┌──
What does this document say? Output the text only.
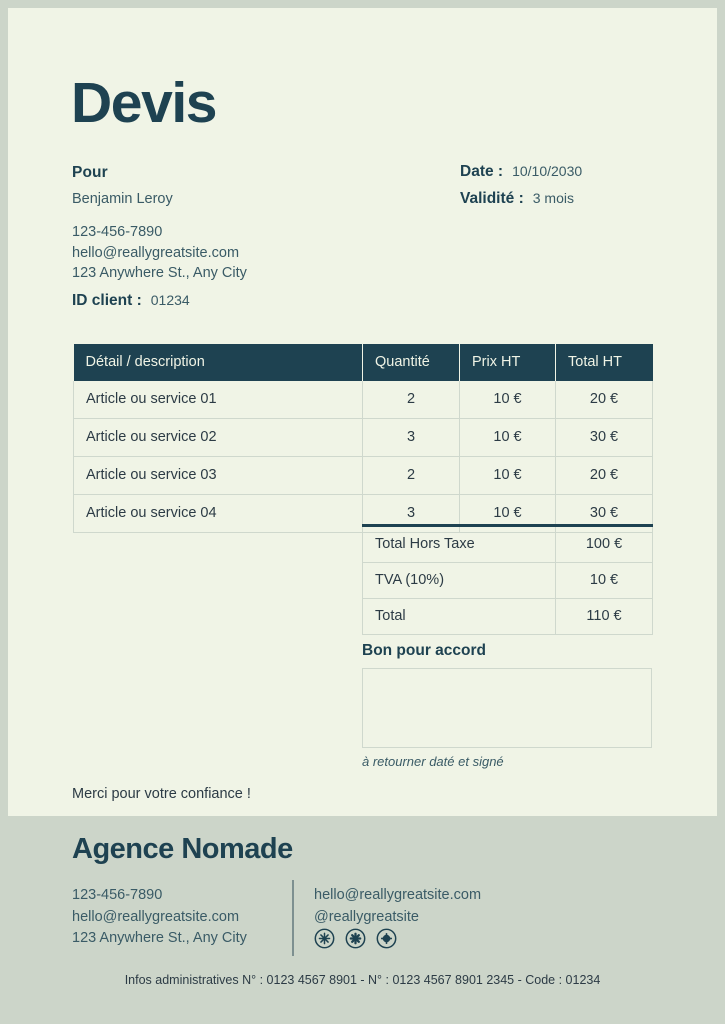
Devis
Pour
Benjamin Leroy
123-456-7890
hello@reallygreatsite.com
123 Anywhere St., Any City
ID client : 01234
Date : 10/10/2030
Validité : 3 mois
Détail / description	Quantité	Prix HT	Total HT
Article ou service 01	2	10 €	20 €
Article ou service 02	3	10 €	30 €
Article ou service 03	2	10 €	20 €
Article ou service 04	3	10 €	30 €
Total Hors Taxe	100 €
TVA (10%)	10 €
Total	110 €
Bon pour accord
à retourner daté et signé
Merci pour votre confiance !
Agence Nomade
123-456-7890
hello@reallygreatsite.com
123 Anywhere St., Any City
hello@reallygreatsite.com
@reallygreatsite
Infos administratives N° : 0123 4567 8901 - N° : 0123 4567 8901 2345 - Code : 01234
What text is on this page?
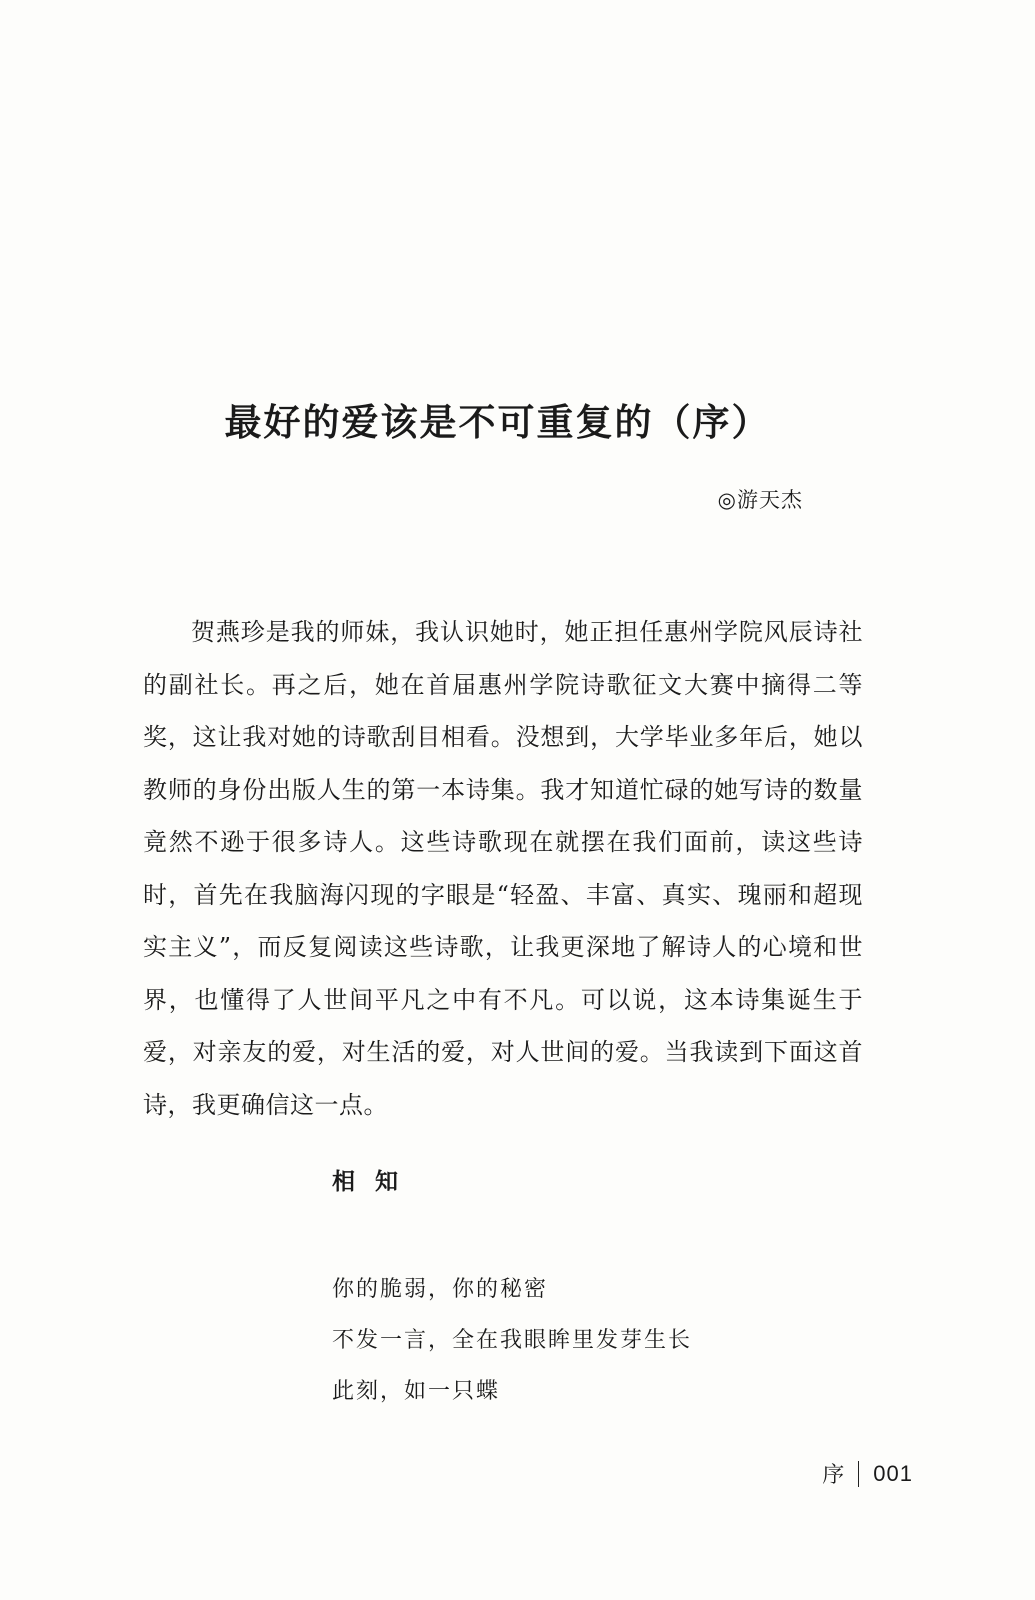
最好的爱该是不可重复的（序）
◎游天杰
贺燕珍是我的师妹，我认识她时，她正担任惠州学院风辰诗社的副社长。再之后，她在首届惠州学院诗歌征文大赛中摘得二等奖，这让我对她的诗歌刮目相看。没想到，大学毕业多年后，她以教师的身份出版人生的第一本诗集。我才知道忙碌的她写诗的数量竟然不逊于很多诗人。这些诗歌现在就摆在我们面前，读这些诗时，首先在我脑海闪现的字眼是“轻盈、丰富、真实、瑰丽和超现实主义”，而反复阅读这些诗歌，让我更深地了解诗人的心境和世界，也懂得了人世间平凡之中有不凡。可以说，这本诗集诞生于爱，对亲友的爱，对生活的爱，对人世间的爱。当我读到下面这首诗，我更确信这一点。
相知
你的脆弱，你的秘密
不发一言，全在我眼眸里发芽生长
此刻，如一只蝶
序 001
└──
- **What you need to do**: Leaving aside the images, write out the entries above word for word.

- **Finished task**:
What does this document say? Output the text only.
Devis
Pour
Benjamin Leroy
123-456-7890
hello@reallygreatsite.com
123 Anywhere St., Any City
ID client : 01234
Date : 10/10/2030
Validité : 3 mois
Détail / description	Quantité	Prix HT	Total HT
Article ou service 01	2	10 €	20 €
Article ou service 02	3	10 €	30 €
Article ou service 03	2	10 €	20 €
Article ou service 04	3	10 €	30 €
Total Hors Taxe	100 €
TVA (10%)	10 €
Total	110 €
Bon pour accord
à retourner daté et signé
Merci pour votre confiance !
Agence Nomade
123-456-7890
hello@reallygreatsite.com
123 Anywhere St., Any City
hello@reallygreatsite.com
@reallygreatsite
Infos administratives N° : 0123 4567 8901 - N° : 0123 4567 8901 2345 - Code : 01234
What text is on this page?
最好的爱该是不可重复的（序）
◎游天杰
贺燕珍是我的师妹，我认识她时，她正担任惠州学院风辰诗社的副社长。再之后，她在首届惠州学院诗歌征文大赛中摘得二等奖，这让我对她的诗歌刮目相看。没想到，大学毕业多年后，她以教师的身份出版人生的第一本诗集。我才知道忙碌的她写诗的数量竟然不逊于很多诗人。这些诗歌现在就摆在我们面前，读这些诗时，首先在我脑海闪现的字眼是“轻盈、丰富、真实、瑰丽和超现实主义”，而反复阅读这些诗歌，让我更深地了解诗人的心境和世界，也懂得了人世间平凡之中有不凡。可以说，这本诗集诞生于爱，对亲友的爱，对生活的爱，对人世间的爱。当我读到下面这首诗，我更确信这一点。
相知
你的脆弱，你的秘密
不发一言，全在我眼眸里发芽生长
此刻，如一只蝶
序 001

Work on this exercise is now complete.